Selected excerpt:
--

Monday, January 20, 2014

Snowden was a Spy, after all

So, after this past weekend's news shows, we have the Mike Rogers, from the House Permanent Select Committee on Intelligence, and Homeland Security Committee Chairman Michael McCaul, confirming that Snowden was a spy, after all, and probably had help from the FSB.  The KGB, predecessor to the FSB, was Putin's home before he came to office.  The news media calls this a "revelation", which only means they hadn't even thought about it before theses two stated the obvious.

As I have been saying for months now, Snowden didn't act like a guy who saw something on his computer that he didn't like, and defected because he wanted to help us get to be a better country.  Rogers says he looked for things that were not privacy related, and seem to be those kinds of things that could only undermine the intelligence collection capabilities of the United States.  It looks like the Russians were helping him, or at least, that is being investigated as a possibility.

This wouldn't be the first time the Russians have helped a U.S. person steal classified information.  Up until Snowden, Walker was the worst, having given over the crypto keys that were used to encrypt hundreds of thousands of exchanges.  Manning made that easier by publishing the ones he had.  They didn't even have to be decrypted.

--

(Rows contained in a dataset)
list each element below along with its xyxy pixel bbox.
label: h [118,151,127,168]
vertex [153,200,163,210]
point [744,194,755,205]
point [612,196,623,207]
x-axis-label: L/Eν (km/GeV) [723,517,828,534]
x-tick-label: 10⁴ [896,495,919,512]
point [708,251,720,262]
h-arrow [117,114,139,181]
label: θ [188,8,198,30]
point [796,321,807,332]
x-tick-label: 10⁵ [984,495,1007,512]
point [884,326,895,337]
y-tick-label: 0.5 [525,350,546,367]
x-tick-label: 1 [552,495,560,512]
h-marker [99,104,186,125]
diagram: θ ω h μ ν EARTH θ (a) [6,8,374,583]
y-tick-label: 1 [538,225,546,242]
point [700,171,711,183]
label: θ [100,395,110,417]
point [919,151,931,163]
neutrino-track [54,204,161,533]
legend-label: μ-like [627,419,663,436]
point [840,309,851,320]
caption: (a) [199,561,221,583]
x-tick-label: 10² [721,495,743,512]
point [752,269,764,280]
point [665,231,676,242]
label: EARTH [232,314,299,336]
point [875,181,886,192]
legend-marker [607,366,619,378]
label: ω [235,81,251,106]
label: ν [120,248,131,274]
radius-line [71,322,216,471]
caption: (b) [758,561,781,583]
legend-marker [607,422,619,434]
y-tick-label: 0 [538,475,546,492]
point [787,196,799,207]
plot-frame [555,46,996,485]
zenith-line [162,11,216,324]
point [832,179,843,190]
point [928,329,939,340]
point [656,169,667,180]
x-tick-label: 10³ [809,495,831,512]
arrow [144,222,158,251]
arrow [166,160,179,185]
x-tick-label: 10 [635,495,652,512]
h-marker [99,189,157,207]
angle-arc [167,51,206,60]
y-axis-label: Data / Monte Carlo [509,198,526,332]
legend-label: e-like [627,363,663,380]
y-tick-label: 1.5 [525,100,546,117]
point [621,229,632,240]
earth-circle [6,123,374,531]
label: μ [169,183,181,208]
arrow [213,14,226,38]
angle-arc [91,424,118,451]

--

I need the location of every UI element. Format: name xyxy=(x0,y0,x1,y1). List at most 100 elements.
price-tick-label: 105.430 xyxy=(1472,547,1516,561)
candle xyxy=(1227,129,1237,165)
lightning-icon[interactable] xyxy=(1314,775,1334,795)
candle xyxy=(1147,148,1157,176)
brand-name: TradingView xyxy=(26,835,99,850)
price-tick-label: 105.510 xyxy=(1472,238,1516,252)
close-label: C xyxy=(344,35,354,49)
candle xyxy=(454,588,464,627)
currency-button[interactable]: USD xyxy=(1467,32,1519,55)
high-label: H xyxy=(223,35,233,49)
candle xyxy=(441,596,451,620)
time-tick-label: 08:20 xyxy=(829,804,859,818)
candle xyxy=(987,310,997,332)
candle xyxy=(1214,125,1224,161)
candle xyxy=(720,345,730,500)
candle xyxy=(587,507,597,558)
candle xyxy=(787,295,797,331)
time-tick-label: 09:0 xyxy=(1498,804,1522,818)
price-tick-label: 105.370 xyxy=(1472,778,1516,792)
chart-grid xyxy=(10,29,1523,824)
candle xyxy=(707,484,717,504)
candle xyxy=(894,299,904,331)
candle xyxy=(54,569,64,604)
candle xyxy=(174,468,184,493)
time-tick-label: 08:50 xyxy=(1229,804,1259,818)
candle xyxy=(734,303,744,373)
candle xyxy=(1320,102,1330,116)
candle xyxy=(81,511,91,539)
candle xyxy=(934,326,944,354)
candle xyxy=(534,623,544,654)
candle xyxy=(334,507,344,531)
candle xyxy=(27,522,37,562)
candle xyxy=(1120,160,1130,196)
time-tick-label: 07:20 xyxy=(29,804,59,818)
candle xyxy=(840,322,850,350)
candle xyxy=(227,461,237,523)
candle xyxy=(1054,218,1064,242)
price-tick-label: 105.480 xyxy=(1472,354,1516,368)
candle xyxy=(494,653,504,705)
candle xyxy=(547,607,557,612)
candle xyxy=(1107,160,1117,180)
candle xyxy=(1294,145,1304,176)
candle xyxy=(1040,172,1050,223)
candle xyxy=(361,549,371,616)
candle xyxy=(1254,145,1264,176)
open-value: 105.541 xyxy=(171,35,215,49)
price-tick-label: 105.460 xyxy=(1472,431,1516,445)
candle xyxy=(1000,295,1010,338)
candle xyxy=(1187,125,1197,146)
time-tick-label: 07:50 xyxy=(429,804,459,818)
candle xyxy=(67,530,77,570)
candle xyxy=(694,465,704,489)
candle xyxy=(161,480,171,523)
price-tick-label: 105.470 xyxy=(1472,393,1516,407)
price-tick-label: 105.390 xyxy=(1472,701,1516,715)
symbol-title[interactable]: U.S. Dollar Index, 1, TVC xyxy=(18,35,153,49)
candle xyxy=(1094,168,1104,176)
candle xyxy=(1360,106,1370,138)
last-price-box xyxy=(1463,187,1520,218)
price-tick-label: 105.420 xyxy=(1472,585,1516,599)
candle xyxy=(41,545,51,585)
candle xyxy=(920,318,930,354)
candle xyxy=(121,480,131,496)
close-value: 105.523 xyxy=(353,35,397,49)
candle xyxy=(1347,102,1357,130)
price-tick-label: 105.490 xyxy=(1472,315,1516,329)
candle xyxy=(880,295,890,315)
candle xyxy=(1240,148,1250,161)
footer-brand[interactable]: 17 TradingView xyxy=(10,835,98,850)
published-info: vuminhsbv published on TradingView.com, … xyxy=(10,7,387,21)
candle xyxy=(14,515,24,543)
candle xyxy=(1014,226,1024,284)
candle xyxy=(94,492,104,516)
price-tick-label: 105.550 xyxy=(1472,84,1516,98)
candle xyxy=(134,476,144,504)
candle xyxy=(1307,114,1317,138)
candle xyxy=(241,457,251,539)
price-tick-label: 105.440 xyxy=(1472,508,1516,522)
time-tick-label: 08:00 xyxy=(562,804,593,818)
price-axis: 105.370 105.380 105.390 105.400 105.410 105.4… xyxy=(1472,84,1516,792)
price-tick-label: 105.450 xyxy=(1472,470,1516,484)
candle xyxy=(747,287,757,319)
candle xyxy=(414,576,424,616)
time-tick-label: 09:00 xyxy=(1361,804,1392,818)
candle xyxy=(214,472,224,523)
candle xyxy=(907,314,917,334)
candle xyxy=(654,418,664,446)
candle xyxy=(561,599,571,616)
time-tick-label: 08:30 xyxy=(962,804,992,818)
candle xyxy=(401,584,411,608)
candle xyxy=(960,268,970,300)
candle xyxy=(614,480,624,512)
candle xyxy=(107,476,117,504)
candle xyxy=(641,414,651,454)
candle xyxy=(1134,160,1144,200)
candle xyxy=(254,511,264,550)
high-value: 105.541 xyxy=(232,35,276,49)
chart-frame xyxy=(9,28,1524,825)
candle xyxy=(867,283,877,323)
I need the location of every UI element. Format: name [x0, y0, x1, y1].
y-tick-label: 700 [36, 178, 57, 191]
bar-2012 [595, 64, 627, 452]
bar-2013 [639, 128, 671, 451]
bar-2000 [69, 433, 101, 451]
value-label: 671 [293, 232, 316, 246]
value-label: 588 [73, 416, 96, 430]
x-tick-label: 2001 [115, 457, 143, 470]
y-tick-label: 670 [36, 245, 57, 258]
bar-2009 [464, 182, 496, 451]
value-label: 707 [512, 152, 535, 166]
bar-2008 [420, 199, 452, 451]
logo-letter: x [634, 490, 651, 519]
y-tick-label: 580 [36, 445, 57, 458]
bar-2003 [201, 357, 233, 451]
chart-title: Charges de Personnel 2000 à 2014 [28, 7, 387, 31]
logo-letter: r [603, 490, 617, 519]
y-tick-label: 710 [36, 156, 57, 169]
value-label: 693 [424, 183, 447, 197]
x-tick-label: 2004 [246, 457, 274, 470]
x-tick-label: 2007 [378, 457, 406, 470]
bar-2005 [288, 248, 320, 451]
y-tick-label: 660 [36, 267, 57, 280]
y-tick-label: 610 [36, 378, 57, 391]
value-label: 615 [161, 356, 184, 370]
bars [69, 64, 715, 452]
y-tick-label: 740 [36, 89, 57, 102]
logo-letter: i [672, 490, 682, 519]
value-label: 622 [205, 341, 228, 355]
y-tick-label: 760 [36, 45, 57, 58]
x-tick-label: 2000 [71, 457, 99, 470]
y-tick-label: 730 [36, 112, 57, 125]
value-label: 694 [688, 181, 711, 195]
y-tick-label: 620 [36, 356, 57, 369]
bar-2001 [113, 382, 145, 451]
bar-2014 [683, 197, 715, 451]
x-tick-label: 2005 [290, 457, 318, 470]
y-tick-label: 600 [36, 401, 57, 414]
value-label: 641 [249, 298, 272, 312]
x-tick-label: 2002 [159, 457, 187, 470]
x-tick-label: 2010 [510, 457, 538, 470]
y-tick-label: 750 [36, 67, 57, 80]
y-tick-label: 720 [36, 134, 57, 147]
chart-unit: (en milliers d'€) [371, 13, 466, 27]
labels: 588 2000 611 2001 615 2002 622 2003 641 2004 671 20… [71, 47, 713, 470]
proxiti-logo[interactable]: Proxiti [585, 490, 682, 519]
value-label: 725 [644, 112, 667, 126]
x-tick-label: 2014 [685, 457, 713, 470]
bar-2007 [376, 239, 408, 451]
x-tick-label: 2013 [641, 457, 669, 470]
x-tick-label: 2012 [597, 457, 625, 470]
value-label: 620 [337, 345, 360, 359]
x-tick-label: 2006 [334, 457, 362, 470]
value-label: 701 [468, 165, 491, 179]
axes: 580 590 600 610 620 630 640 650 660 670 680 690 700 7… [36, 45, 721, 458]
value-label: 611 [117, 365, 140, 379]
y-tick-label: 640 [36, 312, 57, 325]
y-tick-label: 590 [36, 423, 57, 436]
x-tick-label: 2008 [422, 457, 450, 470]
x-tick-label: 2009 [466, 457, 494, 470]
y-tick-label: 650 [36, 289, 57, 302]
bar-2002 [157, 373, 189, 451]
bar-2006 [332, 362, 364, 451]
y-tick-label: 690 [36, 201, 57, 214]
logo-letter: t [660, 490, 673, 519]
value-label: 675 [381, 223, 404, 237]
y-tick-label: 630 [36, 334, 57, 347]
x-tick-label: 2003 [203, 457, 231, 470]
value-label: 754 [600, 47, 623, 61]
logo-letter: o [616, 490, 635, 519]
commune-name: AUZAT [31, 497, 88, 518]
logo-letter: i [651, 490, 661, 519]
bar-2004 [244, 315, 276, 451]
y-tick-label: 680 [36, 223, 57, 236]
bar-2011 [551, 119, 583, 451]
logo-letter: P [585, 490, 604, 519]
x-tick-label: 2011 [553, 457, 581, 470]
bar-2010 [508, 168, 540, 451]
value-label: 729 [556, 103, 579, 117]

--

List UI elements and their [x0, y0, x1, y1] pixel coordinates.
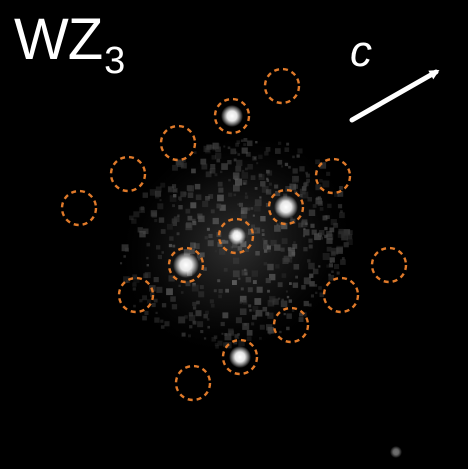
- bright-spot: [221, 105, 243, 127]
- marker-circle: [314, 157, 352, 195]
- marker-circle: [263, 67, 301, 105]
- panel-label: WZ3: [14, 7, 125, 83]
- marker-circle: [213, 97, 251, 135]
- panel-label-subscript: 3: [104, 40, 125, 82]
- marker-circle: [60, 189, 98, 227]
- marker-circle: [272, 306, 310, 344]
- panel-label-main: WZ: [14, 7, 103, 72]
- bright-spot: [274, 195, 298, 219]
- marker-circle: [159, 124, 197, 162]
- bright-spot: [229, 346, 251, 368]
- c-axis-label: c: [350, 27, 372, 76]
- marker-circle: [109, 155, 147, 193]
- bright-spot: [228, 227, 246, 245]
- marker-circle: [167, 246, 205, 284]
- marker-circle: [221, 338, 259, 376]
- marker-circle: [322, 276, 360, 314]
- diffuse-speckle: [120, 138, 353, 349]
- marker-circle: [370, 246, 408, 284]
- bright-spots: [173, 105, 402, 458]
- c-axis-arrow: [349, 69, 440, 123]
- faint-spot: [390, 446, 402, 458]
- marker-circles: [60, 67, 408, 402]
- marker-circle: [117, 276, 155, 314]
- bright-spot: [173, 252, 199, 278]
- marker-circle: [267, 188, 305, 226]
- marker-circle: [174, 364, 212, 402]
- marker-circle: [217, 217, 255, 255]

--

Directives:
1. Decide whether each statement agrees with the post about Snowden, answering yes or no and quoting the words from the post that settle it. (a) Mike Rogers is from the House Permanent Select Committee on Intelligence. (b) The KGB was the successor to the FSB. (c) Before Snowden, Walker was the worst case of the Russians helping a U.S. person steal classified information.
2. Please list every person named in the post about Snowden.
3. Resume the post about Snowden, starting right after its last sentence.

Answers for the exercise:
1.
(a) Yes: "the Mike Rogers, from the House Permanent Select Committee on Intelligence"
(b) No: "The KGB, predecessor to the FSB"
(c) Yes: "Up until Snowden, Walker was the worst"

2.
Snowden
Mike Rogers
Michael McCaul
Putin
Walker
Manning

3.
This is a new way to spy, and I have to say, we ought to credit the Russians for their novel and successful way of going about it.  It was a pretty smart way of covering their tracks while they stole everything they possibly could.  The spy even admits he did it, gets the press to cover him in the publication of the information he steals, and nobody even looks Russia's way for months.  If someone from the FSB was helping him, you can bet that person is not around for the investigation.

Snowden's case has taught us some valuable lessons about contractor security clearances, internal security of our computer networks, and how to use the press to cover spying operations.  The Russians have apparently managed to use our own system against us - again.  Don't we ever learn that we have procedures to keep these kinds of things from happening again?  Instead we have OPM running the security clearance process, and bumbling again and again, to the point that clearances are a mess.  OPM's incompetence is starting to affect people in jobs that require a security clearance.  We have thousands of people in limbo, waiting for OPM action.  They can't get jobs until that happens.  I met with 3 over the weekend and all were waiting, without salary, until OPM finished an update.  The jobs come and go and they wait.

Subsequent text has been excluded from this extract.